What to do
Could you copy every line from the material below in which "this" appears?

Data extract
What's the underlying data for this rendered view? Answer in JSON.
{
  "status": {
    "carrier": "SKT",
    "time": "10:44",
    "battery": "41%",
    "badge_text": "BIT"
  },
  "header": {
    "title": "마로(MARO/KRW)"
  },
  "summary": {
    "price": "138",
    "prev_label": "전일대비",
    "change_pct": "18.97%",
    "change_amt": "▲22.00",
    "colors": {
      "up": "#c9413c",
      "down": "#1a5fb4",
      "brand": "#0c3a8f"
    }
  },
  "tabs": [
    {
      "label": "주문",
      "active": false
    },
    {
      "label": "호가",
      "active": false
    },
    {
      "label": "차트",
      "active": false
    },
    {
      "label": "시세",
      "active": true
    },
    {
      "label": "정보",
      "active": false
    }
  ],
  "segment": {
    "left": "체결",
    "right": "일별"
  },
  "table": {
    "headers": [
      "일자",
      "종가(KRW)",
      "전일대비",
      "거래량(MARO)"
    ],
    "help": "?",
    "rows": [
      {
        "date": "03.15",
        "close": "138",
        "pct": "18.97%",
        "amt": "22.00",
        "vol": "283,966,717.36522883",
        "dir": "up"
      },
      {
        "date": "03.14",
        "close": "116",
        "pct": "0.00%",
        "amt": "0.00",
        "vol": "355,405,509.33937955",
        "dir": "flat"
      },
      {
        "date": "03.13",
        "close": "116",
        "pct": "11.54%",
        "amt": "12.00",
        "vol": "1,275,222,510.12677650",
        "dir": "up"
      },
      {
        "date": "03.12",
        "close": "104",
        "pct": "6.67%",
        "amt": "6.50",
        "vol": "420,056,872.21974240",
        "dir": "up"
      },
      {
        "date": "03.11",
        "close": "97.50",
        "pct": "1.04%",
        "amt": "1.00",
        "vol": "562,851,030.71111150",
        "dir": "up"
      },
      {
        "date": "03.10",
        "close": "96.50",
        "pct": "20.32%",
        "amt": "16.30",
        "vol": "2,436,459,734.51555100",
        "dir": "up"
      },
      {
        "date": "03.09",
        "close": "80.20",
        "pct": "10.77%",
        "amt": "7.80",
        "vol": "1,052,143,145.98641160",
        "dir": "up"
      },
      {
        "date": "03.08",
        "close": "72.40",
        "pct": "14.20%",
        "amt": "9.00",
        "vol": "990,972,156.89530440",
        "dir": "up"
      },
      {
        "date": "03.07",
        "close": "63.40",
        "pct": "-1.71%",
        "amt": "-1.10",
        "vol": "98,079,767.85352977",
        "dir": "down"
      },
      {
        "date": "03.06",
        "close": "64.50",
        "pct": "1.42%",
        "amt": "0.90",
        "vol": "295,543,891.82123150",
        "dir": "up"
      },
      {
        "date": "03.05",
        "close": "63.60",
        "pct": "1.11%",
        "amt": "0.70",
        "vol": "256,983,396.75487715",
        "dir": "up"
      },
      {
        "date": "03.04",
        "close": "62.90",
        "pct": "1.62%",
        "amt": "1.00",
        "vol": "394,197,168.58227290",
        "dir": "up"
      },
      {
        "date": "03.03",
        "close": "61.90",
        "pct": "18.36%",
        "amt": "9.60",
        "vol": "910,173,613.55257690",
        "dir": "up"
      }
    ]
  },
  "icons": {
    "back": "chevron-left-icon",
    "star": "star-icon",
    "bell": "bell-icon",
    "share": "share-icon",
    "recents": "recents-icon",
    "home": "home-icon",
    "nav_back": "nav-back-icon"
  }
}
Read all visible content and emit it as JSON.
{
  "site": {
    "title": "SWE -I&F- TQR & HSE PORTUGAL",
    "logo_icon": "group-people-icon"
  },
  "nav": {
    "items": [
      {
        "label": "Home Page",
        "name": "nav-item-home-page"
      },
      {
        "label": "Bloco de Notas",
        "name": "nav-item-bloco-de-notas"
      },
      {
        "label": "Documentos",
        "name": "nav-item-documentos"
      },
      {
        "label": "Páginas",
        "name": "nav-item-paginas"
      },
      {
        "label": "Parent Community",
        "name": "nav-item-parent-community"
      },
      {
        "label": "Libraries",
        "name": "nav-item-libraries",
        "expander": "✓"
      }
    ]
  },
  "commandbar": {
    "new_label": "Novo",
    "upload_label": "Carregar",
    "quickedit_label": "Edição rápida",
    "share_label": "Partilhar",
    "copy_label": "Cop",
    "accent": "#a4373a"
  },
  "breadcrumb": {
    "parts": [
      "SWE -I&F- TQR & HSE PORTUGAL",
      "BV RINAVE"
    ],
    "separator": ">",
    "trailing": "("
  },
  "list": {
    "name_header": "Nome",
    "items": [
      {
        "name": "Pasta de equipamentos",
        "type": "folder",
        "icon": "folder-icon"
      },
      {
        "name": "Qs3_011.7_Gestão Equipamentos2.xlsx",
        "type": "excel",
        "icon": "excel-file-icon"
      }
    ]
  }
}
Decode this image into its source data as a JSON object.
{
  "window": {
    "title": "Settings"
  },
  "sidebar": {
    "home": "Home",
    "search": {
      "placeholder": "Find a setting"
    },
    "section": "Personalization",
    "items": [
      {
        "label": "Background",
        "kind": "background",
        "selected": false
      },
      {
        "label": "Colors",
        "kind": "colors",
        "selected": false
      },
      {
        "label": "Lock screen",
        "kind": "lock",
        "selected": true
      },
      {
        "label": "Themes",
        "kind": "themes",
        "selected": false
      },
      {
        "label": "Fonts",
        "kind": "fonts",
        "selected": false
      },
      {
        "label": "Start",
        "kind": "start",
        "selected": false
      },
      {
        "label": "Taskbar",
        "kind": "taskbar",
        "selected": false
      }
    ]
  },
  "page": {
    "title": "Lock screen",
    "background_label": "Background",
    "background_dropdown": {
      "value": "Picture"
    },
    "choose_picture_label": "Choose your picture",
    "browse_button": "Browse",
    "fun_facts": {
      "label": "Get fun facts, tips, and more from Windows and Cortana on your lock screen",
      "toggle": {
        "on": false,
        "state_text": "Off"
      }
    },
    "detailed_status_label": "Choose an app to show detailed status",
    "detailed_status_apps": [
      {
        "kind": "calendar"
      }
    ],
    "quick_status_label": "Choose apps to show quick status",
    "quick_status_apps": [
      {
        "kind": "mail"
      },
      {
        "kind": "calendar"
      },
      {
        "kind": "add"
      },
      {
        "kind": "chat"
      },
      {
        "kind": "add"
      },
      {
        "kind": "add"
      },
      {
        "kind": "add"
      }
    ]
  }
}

Task response
What's the underlying data for this rendered view? Answer in JSON.
Decode this image into its source data as a JSON object.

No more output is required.